• **Records for the task**:
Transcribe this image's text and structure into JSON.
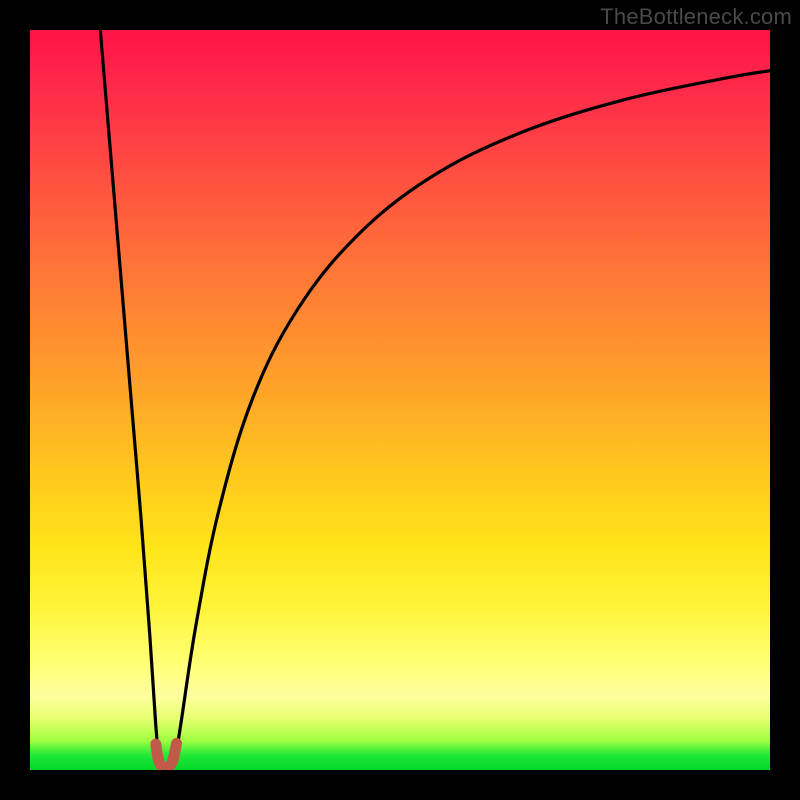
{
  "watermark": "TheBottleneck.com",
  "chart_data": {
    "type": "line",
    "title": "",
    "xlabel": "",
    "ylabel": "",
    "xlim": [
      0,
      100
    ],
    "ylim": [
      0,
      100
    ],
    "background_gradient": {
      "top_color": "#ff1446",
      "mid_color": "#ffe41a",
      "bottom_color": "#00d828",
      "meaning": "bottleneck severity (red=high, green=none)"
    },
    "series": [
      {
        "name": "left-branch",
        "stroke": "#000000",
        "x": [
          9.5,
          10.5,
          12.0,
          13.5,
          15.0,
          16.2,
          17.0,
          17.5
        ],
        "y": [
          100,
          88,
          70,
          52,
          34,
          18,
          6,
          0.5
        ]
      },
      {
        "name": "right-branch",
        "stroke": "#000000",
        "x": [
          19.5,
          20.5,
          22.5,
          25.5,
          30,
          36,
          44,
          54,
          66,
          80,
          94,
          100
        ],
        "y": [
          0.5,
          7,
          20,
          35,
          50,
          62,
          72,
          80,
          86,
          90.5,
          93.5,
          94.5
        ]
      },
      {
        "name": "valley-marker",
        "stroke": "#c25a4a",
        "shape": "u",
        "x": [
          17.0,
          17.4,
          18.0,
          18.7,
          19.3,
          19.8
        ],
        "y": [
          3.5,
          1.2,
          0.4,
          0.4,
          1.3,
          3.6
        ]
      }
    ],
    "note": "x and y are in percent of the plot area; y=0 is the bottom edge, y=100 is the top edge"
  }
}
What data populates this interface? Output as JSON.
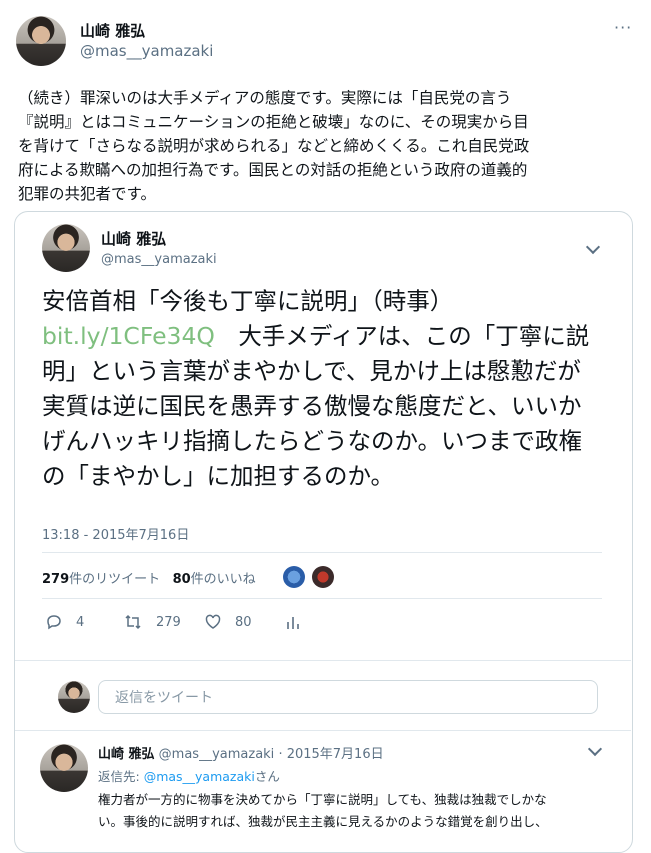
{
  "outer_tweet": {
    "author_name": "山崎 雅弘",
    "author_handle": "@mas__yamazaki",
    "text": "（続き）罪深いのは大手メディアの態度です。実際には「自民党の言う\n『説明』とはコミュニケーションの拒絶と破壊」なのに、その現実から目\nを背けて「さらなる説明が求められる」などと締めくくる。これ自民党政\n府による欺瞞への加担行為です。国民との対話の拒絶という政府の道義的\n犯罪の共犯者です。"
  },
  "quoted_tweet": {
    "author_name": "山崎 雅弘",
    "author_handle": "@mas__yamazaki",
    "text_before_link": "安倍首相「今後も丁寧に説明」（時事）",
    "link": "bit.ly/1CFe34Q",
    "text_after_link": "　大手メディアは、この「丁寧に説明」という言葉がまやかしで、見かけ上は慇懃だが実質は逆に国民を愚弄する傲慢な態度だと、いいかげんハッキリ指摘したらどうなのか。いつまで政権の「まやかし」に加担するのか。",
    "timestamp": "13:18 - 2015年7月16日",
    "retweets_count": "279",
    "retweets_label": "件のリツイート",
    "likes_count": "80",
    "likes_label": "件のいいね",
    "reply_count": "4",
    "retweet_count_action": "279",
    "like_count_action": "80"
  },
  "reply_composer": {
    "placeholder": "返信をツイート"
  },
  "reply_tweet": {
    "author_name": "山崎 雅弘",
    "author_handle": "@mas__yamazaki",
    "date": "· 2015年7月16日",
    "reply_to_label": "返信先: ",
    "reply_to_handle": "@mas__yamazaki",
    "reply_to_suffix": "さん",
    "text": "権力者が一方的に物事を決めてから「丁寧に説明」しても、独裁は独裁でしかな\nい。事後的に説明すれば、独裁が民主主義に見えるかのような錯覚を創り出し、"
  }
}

...

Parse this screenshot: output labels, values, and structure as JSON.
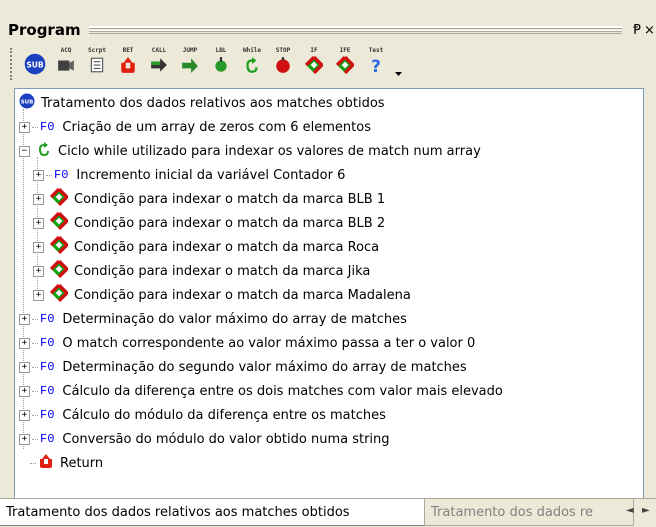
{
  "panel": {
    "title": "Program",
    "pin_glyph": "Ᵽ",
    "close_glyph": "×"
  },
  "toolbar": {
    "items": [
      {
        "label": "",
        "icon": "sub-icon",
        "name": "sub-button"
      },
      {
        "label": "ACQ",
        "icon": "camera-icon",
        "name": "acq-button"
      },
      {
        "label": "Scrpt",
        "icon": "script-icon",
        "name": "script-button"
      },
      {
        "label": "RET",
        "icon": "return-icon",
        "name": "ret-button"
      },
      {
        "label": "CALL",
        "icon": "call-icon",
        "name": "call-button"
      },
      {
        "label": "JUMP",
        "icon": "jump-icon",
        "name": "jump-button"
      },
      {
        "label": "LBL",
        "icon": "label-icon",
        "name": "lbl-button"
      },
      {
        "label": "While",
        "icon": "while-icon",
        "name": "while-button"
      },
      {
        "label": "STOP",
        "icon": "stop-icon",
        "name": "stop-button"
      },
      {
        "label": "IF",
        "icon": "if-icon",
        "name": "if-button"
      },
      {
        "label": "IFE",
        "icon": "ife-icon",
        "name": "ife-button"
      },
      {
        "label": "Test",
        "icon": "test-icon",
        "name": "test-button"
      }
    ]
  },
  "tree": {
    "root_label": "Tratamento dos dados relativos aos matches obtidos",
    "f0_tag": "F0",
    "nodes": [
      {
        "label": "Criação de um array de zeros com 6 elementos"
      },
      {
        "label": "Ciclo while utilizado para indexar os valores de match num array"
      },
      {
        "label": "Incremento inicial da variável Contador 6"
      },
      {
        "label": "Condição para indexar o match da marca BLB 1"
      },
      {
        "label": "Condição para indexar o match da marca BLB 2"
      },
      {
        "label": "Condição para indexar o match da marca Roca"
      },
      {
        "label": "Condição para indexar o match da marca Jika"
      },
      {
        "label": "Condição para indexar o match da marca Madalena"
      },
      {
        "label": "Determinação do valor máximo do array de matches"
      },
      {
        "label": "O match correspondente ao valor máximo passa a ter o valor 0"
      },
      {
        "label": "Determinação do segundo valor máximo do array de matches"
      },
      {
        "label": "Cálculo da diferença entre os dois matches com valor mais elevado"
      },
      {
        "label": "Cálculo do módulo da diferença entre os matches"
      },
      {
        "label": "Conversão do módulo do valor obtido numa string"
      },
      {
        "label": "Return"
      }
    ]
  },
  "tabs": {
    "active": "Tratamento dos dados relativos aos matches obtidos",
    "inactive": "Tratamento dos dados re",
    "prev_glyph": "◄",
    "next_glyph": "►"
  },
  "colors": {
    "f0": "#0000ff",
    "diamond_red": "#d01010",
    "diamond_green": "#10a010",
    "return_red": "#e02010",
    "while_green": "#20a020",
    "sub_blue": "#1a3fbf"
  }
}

• **Problem statement**:
Copy out each line of the data containing the string "módulo".

• **Solved exercise**:
        "label": "Cálculo do módulo da diferença entre os matches"
        "label": "Conversão do módulo do valor obtido numa string"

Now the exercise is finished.